╭──

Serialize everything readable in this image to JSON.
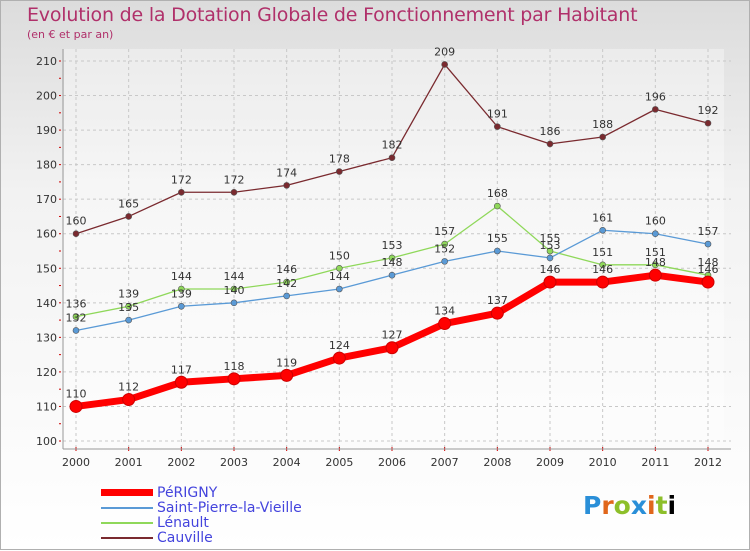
{
  "chart_data": {
    "type": "line",
    "title": "Evolution de la Dotation Globale de Fonctionnement par Habitant",
    "subtitle": "(en € et par an)",
    "xlabel": "",
    "ylabel": "",
    "x": [
      "2000",
      "2001",
      "2002",
      "2003",
      "2004",
      "2005",
      "2006",
      "2007",
      "2008",
      "2009",
      "2010",
      "2011",
      "2012"
    ],
    "ylim": [
      100,
      210
    ],
    "yticks": [
      100,
      110,
      120,
      130,
      140,
      150,
      160,
      170,
      180,
      190,
      200,
      210
    ],
    "grid": true,
    "legend_position": "bottom-left",
    "series": [
      {
        "name": "Cauville",
        "color": "#7a2a2f",
        "values": [
          160,
          165,
          172,
          172,
          174,
          178,
          182,
          209,
          191,
          186,
          188,
          196,
          192
        ]
      },
      {
        "name": "Lénault",
        "color": "#8fd85a",
        "values": [
          136,
          139,
          144,
          144,
          146,
          150,
          153,
          157,
          168,
          155,
          151,
          151,
          148
        ]
      },
      {
        "name": "Saint-Pierre-la-Vieille",
        "color": "#5a9ad6",
        "values": [
          132,
          135,
          139,
          140,
          142,
          144,
          148,
          152,
          155,
          153,
          161,
          160,
          157
        ]
      },
      {
        "name": "PéRIGNY",
        "color": "#ff0000",
        "values": [
          110,
          112,
          117,
          118,
          119,
          124,
          127,
          134,
          137,
          146,
          146,
          148,
          146
        ]
      }
    ]
  },
  "legend": {
    "items": [
      {
        "name": "PéRIGNY",
        "color": "#ff0000"
      },
      {
        "name": "Saint-Pierre-la-Vieille",
        "color": "#5a9ad6"
      },
      {
        "name": "Lénault",
        "color": "#8fd85a"
      },
      {
        "name": "Cauville",
        "color": "#7a2a2f"
      }
    ]
  },
  "logo": {
    "letters": [
      "P",
      "r",
      "o",
      "x",
      "i",
      "t",
      "i"
    ],
    "text": "Proxiti"
  }
}
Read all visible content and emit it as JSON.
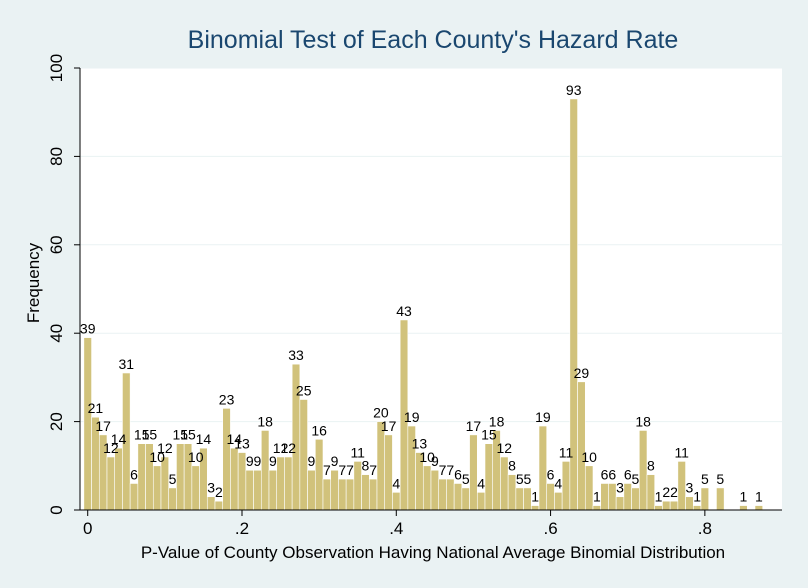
{
  "chart_data": {
    "type": "bar",
    "title": "Binomial Test of Each County's Hazard Rate",
    "xlabel": "P-Value of County Observation Having National Average Binomial Distribution",
    "ylabel": "Frequency",
    "xlim": [
      -0.01,
      0.9
    ],
    "ylim": [
      0,
      100
    ],
    "grid": true,
    "bin_width": 0.01,
    "x_ticks": [
      {
        "value": 0,
        "label": "0"
      },
      {
        "value": 0.2,
        "label": ".2"
      },
      {
        "value": 0.4,
        "label": ".4"
      },
      {
        "value": 0.6,
        "label": ".6"
      },
      {
        "value": 0.8,
        "label": ".8"
      }
    ],
    "y_ticks": [
      {
        "value": 0,
        "label": "0"
      },
      {
        "value": 20,
        "label": "20"
      },
      {
        "value": 40,
        "label": "40"
      },
      {
        "value": 60,
        "label": "60"
      },
      {
        "value": 80,
        "label": "80"
      },
      {
        "value": 100,
        "label": "100"
      }
    ],
    "x": [
      0.0,
      0.01,
      0.02,
      0.03,
      0.04,
      0.05,
      0.06,
      0.07,
      0.08,
      0.09,
      0.1,
      0.11,
      0.12,
      0.13,
      0.14,
      0.15,
      0.16,
      0.17,
      0.18,
      0.19,
      0.2,
      0.21,
      0.22,
      0.23,
      0.24,
      0.25,
      0.26,
      0.27,
      0.28,
      0.29,
      0.3,
      0.31,
      0.32,
      0.33,
      0.34,
      0.35,
      0.36,
      0.37,
      0.38,
      0.39,
      0.4,
      0.41,
      0.42,
      0.43,
      0.44,
      0.45,
      0.46,
      0.47,
      0.48,
      0.49,
      0.5,
      0.51,
      0.52,
      0.53,
      0.54,
      0.55,
      0.56,
      0.57,
      0.58,
      0.59,
      0.6,
      0.61,
      0.62,
      0.63,
      0.64,
      0.65,
      0.66,
      0.67,
      0.68,
      0.69,
      0.7,
      0.71,
      0.72,
      0.73,
      0.74,
      0.75,
      0.76,
      0.77,
      0.78,
      0.79,
      0.8,
      0.82,
      0.85,
      0.87
    ],
    "values": [
      39,
      21,
      17,
      12,
      14,
      31,
      6,
      15,
      15,
      10,
      12,
      5,
      15,
      15,
      10,
      14,
      3,
      2,
      23,
      14,
      13,
      9,
      9,
      18,
      9,
      12,
      12,
      33,
      25,
      9,
      16,
      7,
      9,
      7,
      7,
      11,
      8,
      7,
      20,
      17,
      4,
      43,
      19,
      13,
      10,
      9,
      7,
      7,
      6,
      5,
      17,
      4,
      15,
      18,
      12,
      8,
      5,
      5,
      1,
      19,
      6,
      4,
      11,
      93,
      29,
      10,
      1,
      6,
      6,
      3,
      6,
      5,
      18,
      8,
      1,
      2,
      2,
      11,
      3,
      1,
      5,
      5,
      1,
      1
    ]
  }
}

╰──

• _What you will do_: Omit every image. Quote each record exactly.

• _Solution_:
Serialize everything readable in this image to JSON.
{
  "chart_data": {
    "type": "line",
    "title": "Evolution de la Dotation Globale de Fonctionnement par Habitant",
    "subtitle": "(en € et par an)",
    "xlabel": "",
    "ylabel": "",
    "x": [
      "2000",
      "2001",
      "2002",
      "2003",
      "2004",
      "2005",
      "2006",
      "2007",
      "2008",
      "2009",
      "2010",
      "2011",
      "2012"
    ],
    "ylim": [
      100,
      210
    ],
    "yticks": [
      100,
      110,
      120,
      130,
      140,
      150,
      160,
      170,
      180,
      190,
      200,
      210
    ],
    "grid": true,
    "legend_position": "bottom-left",
    "series": [
      {
        "name": "Cauville",
        "color": "#7a2a2f",
        "values": [
          160,
          165,
          172,
          172,
          174,
          178,
          182,
          209,
          191,
          186,
          188,
          196,
          192
        ]
      },
      {
        "name": "Lénault",
        "color": "#8fd85a",
        "values": [
          136,
          139,
          144,
          144,
          146,
          150,
          153,
          157,
          168,
          155,
          151,
          151,
          148
        ]
      },
      {
        "name": "Saint-Pierre-la-Vieille",
        "color": "#5a9ad6",
        "values": [
          132,
          135,
          139,
          140,
          142,
          144,
          148,
          152,
          155,
          153,
          161,
          160,
          157
        ]
      },
      {
        "name": "PéRIGNY",
        "color": "#ff0000",
        "values": [
          110,
          112,
          117,
          118,
          119,
          124,
          127,
          134,
          137,
          146,
          146,
          148,
          146
        ]
      }
    ]
  },
  "legend": {
    "items": [
      {
        "name": "PéRIGNY",
        "color": "#ff0000"
      },
      {
        "name": "Saint-Pierre-la-Vieille",
        "color": "#5a9ad6"
      },
      {
        "name": "Lénault",
        "color": "#8fd85a"
      },
      {
        "name": "Cauville",
        "color": "#7a2a2f"
      }
    ]
  },
  "logo": {
    "letters": [
      "P",
      "r",
      "o",
      "x",
      "i",
      "t",
      "i"
    ],
    "text": "Proxiti"
  }
}
Read all visible content and emit it as JSON.
{
  "chart_data": {
    "type": "bar",
    "title": "Binomial Test of Each County's Hazard Rate",
    "xlabel": "P-Value of County Observation Having National Average Binomial Distribution",
    "ylabel": "Frequency",
    "xlim": [
      -0.01,
      0.9
    ],
    "ylim": [
      0,
      100
    ],
    "grid": true,
    "bin_width": 0.01,
    "x_ticks": [
      {
        "value": 0,
        "label": "0"
      },
      {
        "value": 0.2,
        "label": ".2"
      },
      {
        "value": 0.4,
        "label": ".4"
      },
      {
        "value": 0.6,
        "label": ".6"
      },
      {
        "value": 0.8,
        "label": ".8"
      }
    ],
    "y_ticks": [
      {
        "value": 0,
        "label": "0"
      },
      {
        "value": 20,
        "label": "20"
      },
      {
        "value": 40,
        "label": "40"
      },
      {
        "value": 60,
        "label": "60"
      },
      {
        "value": 80,
        "label": "80"
      },
      {
        "value": 100,
        "label": "100"
      }
    ],
    "x": [
      0.0,
      0.01,
      0.02,
      0.03,
      0.04,
      0.05,
      0.06,
      0.07,
      0.08,
      0.09,
      0.1,
      0.11,
      0.12,
      0.13,
      0.14,
      0.15,
      0.16,
      0.17,
      0.18,
      0.19,
      0.2,
      0.21,
      0.22,
      0.23,
      0.24,
      0.25,
      0.26,
      0.27,
      0.28,
      0.29,
      0.3,
      0.31,
      0.32,
      0.33,
      0.34,
      0.35,
      0.36,
      0.37,
      0.38,
      0.39,
      0.4,
      0.41,
      0.42,
      0.43,
      0.44,
      0.45,
      0.46,
      0.47,
      0.48,
      0.49,
      0.5,
      0.51,
      0.52,
      0.53,
      0.54,
      0.55,
      0.56,
      0.57,
      0.58,
      0.59,
      0.6,
      0.61,
      0.62,
      0.63,
      0.64,
      0.65,
      0.66,
      0.67,
      0.68,
      0.69,
      0.7,
      0.71,
      0.72,
      0.73,
      0.74,
      0.75,
      0.76,
      0.77,
      0.78,
      0.79,
      0.8,
      0.82,
      0.85,
      0.87
    ],
    "values": [
      39,
      21,
      17,
      12,
      14,
      31,
      6,
      15,
      15,
      10,
      12,
      5,
      15,
      15,
      10,
      14,
      3,
      2,
      23,
      14,
      13,
      9,
      9,
      18,
      9,
      12,
      12,
      33,
      25,
      9,
      16,
      7,
      9,
      7,
      7,
      11,
      8,
      7,
      20,
      17,
      4,
      43,
      19,
      13,
      10,
      9,
      7,
      7,
      6,
      5,
      17,
      4,
      15,
      18,
      12,
      8,
      5,
      5,
      1,
      19,
      6,
      4,
      11,
      93,
      29,
      10,
      1,
      6,
      6,
      3,
      6,
      5,
      18,
      8,
      1,
      2,
      2,
      11,
      3,
      1,
      5,
      5,
      1,
      1
    ]
  }
}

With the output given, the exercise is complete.